Exercise directions =
Make an exact copy of all the records.

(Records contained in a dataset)
◆ ◆ ◆ ◆ ◆
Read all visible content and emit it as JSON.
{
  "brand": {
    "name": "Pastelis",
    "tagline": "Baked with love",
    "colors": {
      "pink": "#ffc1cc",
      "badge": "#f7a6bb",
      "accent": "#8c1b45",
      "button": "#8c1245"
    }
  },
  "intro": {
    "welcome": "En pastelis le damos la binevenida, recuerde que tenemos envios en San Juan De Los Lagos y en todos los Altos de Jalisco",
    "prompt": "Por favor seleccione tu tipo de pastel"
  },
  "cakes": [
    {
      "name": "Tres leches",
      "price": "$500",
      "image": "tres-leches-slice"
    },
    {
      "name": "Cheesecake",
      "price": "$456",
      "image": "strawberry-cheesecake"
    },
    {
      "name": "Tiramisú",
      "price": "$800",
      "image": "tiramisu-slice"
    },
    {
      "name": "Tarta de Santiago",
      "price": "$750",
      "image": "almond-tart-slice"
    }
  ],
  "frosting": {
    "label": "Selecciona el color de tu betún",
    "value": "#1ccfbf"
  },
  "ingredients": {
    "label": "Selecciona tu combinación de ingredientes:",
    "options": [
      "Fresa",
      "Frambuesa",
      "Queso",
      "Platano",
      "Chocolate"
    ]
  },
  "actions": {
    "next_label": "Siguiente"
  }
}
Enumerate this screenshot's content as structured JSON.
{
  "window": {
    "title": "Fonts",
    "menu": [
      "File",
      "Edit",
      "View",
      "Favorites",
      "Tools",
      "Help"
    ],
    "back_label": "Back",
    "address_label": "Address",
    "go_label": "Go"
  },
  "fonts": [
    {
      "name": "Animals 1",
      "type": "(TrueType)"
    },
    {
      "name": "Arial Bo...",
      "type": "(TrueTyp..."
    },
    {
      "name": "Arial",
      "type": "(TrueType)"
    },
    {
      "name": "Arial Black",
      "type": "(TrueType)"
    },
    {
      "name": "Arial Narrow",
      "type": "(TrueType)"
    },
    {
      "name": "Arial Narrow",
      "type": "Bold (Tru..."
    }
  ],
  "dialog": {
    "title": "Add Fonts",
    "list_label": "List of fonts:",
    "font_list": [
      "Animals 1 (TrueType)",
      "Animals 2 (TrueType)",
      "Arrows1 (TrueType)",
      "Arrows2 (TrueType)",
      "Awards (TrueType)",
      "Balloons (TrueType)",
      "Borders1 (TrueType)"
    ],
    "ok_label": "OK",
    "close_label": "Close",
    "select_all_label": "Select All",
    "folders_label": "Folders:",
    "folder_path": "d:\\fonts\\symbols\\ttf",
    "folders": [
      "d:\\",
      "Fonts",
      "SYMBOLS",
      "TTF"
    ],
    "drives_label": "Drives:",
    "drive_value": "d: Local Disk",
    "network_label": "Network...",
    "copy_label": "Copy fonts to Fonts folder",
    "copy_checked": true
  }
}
◆ ◆ ◆ ◆ ◆
Answer =
Read all visible content and emit it as JSON.
{
  "brand": {
    "name": "Pastelis",
    "tagline": "Baked with love",
    "colors": {
      "pink": "#ffc1cc",
      "badge": "#f7a6bb",
      "accent": "#8c1b45",
      "button": "#8c1245"
    }
  },
  "intro": {
    "welcome": "En pastelis le damos la binevenida, recuerde que tenemos envios en San Juan De Los Lagos y en todos los Altos de Jalisco",
    "prompt": "Por favor seleccione tu tipo de pastel"
  },
  "cakes": [
    {
      "name": "Tres leches",
      "price": "$500",
      "image": "tres-leches-slice"
    },
    {
      "name": "Cheesecake",
      "price": "$456",
      "image": "strawberry-cheesecake"
    },
    {
      "name": "Tiramisú",
      "price": "$800",
      "image": "tiramisu-slice"
    },
    {
      "name": "Tarta de Santiago",
      "price": "$750",
      "image": "almond-tart-slice"
    }
  ],
  "frosting": {
    "label": "Selecciona el color de tu betún",
    "value": "#1ccfbf"
  },
  "ingredients": {
    "label": "Selecciona tu combinación de ingredientes:",
    "options": [
      "Fresa",
      "Frambuesa",
      "Queso",
      "Platano",
      "Chocolate"
    ]
  },
  "actions": {
    "next_label": "Siguiente"
  }
}
Enumerate this screenshot's content as structured JSON.
{
  "window": {
    "title": "Fonts",
    "menu": [
      "File",
      "Edit",
      "View",
      "Favorites",
      "Tools",
      "Help"
    ],
    "back_label": "Back",
    "address_label": "Address",
    "go_label": "Go"
  },
  "fonts": [
    {
      "name": "Animals 1",
      "type": "(TrueType)"
    },
    {
      "name": "Arial Bo...",
      "type": "(TrueTyp..."
    },
    {
      "name": "Arial",
      "type": "(TrueType)"
    },
    {
      "name": "Arial Black",
      "type": "(TrueType)"
    },
    {
      "name": "Arial Narrow",
      "type": "(TrueType)"
    },
    {
      "name": "Arial Narrow",
      "type": "Bold (Tru..."
    }
  ],
  "dialog": {
    "title": "Add Fonts",
    "list_label": "List of fonts:",
    "font_list": [
      "Animals 1 (TrueType)",
      "Animals 2 (TrueType)",
      "Arrows1 (TrueType)",
      "Arrows2 (TrueType)",
      "Awards (TrueType)",
      "Balloons (TrueType)",
      "Borders1 (TrueType)"
    ],
    "ok_label": "OK",
    "close_label": "Close",
    "select_all_label": "Select All",
    "folders_label": "Folders:",
    "folder_path": "d:\\fonts\\symbols\\ttf",
    "folders": [
      "d:\\",
      "Fonts",
      "SYMBOLS",
      "TTF"
    ],
    "drives_label": "Drives:",
    "drive_value": "d: Local Disk",
    "network_label": "Network...",
    "copy_label": "Copy fonts to Fonts folder",
    "copy_checked": true
  }
}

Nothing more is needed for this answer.